GIVEN TASK
Below are the records. Reproduce exactly the lines from the one containing "Enumerate this screenshot's" through the final line, and omit any pictures.

-*-*-

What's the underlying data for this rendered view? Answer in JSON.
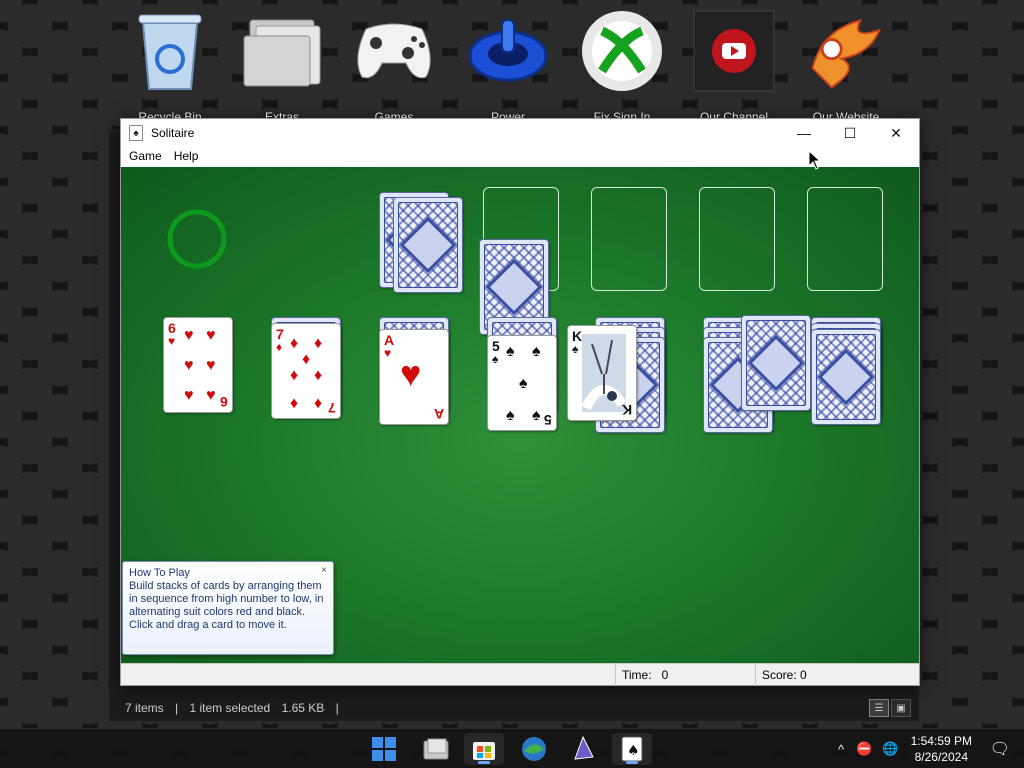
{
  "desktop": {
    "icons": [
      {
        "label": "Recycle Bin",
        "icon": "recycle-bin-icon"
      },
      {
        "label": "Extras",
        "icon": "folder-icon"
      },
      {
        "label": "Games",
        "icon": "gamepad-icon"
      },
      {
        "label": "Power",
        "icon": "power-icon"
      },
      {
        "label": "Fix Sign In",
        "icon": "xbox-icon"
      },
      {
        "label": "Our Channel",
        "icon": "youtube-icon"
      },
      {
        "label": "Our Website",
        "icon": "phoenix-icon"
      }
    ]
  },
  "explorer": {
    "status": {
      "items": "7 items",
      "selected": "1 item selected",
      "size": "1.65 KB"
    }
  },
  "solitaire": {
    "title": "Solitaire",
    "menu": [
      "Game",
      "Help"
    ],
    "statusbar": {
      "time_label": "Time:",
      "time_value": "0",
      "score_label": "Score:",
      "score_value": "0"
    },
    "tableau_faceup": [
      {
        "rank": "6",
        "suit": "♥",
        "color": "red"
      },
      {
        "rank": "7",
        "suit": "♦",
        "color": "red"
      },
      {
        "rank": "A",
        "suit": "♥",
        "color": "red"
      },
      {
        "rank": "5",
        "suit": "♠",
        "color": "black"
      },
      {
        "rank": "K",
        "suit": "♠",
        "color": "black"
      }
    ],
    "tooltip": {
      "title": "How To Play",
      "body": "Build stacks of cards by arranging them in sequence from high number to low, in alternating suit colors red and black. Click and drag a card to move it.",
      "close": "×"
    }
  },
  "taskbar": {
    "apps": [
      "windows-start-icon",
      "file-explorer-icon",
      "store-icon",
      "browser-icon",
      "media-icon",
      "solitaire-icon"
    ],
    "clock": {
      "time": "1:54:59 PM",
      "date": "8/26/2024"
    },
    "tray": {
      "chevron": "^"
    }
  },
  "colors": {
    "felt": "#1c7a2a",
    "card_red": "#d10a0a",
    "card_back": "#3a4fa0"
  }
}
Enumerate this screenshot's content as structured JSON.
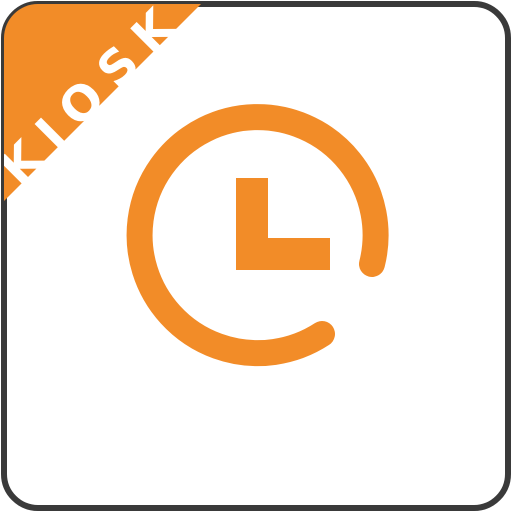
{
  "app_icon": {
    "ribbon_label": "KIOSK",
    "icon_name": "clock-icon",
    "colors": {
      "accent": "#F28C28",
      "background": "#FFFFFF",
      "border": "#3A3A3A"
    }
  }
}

-*-*-

RESPONSE TO THIS TASK
Enumerate this screenshot's content as structured JSON.
{
  "app_icon": {
    "ribbon_label": "KIOSK",
    "icon_name": "clock-icon",
    "colors": {
      "accent": "#F28C28",
      "background": "#FFFFFF",
      "border": "#3A3A3A"
    }
  }
}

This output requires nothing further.